| EXERCISE INSTRUCTIONS |
Filter the records below for the word "ОБРАЗОВАНИЯ". Copy each line that holds it.

- - - -

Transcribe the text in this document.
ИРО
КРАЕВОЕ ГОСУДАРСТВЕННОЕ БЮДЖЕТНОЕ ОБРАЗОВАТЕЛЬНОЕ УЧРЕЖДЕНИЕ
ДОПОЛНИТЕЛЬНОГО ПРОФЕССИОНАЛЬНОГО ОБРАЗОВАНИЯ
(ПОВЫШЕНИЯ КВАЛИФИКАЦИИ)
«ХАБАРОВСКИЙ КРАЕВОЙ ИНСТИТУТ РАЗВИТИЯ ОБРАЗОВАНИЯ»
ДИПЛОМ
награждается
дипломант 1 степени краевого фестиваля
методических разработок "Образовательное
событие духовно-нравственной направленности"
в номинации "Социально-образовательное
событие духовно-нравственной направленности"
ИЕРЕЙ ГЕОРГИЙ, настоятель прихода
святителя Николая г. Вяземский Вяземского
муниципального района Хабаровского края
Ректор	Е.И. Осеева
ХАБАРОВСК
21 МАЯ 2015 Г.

- - - -

| OUTPUT |
ДОПОЛНИТЕЛЬНОГО ПРОФЕССИОНАЛЬНОГО ОБРАЗОВАНИЯ
«ХАБАРОВСКИЙ КРАЕВОЙ ИНСТИТУТ РАЗВИТИЯ ОБРАЗОВАНИЯ»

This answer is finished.